▶ **STUDY QUESTIONS**:
[A] Using the news story about the girl in the backyard pool and the boy in Lake Ontario, answer these:
(i) On what street was the girl found?
(ii) At about what time did the boy run into trouble in the lake?
(iii) How far out in the lake was the boy?
[B] List every place name that appears in the news story about the girl in the backyard pool and the boy in Lake Ontario.
[C] Pick up the news story about the girl in the backyard pool and the boy in Lake Ontario after its last sentence and write what comes next.

▶ **STUDY TEXT**:

2-year-old girl dies in backyard pool

Boy, 13, rescued from Lake Ontario in Oshawa

The lifeless body of a 2 ½-year-old girl was pulled from a backyard pool in North York Saturday.

Police said the girl was found without vital signs in a pool on Melrose Ave. near Elm Rd. around 1:45 p.m.

Just hours later Durham Region police officers plunged into Lake Ontario at Oshawa’s Lakeview Park to pull a 13-year-old boy to shore and administer CPR, likely saving his life.

“The officers went into the water and got to the young lad and brought him to shore, he’s OK,” said Staff Sgt. Sean Fitzgerald.

Fitzgerald said the boy was about 10 to 15 metres out in the lake when he ran into difficulty at about 5 p.m. and, had the officers not responded quickly to the call, “it definitely could have been a different outcome.”

Asked if he’d call the rescuers heroes, Fitzgerald answered: “I would think so, yes.”

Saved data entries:
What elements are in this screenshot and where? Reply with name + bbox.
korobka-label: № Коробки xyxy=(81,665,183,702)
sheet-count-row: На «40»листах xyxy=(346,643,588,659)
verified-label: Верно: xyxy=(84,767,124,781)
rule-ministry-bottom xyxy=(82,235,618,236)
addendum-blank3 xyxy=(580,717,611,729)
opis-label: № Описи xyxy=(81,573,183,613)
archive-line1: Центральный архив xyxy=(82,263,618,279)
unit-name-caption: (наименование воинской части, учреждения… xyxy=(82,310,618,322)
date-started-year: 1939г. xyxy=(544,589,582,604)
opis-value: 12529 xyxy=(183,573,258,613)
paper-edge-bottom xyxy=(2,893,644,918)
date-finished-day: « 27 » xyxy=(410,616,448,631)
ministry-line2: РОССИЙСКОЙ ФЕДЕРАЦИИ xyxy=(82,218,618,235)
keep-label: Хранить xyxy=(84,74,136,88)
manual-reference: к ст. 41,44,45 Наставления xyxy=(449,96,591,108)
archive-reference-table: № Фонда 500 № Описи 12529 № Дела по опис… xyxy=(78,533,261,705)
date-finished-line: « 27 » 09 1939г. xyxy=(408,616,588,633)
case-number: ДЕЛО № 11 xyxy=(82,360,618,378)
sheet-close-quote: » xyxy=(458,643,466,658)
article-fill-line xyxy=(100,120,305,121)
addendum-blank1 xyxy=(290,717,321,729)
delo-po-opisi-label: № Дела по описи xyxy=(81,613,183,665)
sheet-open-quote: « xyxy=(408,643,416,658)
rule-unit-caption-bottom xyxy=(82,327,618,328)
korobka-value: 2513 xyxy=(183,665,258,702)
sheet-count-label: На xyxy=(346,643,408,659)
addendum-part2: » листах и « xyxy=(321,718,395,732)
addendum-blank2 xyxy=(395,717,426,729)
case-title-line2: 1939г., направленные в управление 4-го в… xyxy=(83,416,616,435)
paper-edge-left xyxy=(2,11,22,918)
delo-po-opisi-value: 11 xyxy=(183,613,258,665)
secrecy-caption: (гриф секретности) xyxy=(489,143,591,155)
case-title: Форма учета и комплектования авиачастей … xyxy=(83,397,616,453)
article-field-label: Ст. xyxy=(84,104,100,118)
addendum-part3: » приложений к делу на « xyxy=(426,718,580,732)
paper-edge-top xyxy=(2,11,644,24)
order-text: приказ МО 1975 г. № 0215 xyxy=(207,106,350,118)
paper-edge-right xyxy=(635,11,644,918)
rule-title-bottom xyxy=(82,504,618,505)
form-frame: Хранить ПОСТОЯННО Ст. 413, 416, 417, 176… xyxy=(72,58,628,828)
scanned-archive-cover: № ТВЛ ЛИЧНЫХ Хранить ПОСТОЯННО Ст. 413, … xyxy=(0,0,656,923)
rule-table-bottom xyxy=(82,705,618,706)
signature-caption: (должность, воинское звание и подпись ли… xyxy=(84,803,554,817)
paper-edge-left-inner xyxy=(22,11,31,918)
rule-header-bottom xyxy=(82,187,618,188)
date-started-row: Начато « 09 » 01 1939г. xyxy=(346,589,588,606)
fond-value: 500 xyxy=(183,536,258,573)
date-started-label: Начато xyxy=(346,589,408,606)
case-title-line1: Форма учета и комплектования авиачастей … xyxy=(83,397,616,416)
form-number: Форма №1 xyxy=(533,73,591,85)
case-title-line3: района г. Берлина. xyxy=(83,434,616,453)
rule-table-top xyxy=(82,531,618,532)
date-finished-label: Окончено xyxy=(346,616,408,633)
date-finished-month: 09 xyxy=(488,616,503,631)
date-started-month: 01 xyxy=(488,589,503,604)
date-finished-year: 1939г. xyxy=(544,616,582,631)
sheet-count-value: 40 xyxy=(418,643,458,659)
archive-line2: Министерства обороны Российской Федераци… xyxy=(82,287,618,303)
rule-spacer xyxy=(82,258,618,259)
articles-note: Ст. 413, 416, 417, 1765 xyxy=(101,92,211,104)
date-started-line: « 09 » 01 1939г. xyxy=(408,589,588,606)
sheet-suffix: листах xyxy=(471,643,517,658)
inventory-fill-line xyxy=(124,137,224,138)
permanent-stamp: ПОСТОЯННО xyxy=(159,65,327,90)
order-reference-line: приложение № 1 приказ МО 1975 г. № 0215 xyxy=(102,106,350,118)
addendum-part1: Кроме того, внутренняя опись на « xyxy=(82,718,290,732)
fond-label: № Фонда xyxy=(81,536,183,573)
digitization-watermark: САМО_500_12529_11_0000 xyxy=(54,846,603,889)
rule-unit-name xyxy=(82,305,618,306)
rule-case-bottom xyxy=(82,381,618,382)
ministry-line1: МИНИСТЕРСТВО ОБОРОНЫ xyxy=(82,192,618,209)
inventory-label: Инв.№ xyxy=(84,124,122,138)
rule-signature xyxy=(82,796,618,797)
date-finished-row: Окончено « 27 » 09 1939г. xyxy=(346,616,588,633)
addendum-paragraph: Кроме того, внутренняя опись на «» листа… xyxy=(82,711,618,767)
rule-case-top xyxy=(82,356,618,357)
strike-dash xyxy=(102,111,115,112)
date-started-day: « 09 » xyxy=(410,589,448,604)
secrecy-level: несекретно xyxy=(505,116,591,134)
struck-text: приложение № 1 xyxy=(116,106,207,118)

▶ **PER-TASK ANSWERS**:
[A]
(i) Melrose Ave., near Elm Rd.
(ii) About 5 p.m.
(iii) About 10 to 15 metres.

[B] North York, Melrose Ave., Elm Rd., Durham Region, Lake Ontario, Oshawa, Lakeview Park

[C]
There have been a spate of drownings and other fatal water-related incidents in southern Ontario since the beginning of summerlike weather; more than a dozen drownings have occurred in southern Ontario since June, police say.

In the Melrose Ave. incident earlier in the day in Toronto, emergency crews tried to revive the child on scene before rushing her to the Hospital for Sick Children. She was declared dead soon after.

Police had no details about the incident, and could not give a definitive cause of death for the little girl.

Neighbours gathered on sidewalks and porches along the quiet, tree-shaded street Saturday afternoon, shaking their heads and trading bits of information about the accident.

Many of them said they heard about it on their car radios and rushed home to find out which of their neighbours had experienced the tragedy.

One neighbour who wouldn’t comment or give her name said the child’s older brother was in her home and he didn’t know yet what had happened to his little sister.

Melrose Ave. resident Alyson Pancer said she was reminded of the pain her family felt when her 9-year-old cousin drowned in a day camp swimming pool while diving for pennies 15 years ago.

“No matter how many times you hear these things it doesn’t get any easier,” Prancer said.

“These things are such preventable deaths,” she said. “That’s what makes it so, so sad. Their lives will never be the same again.”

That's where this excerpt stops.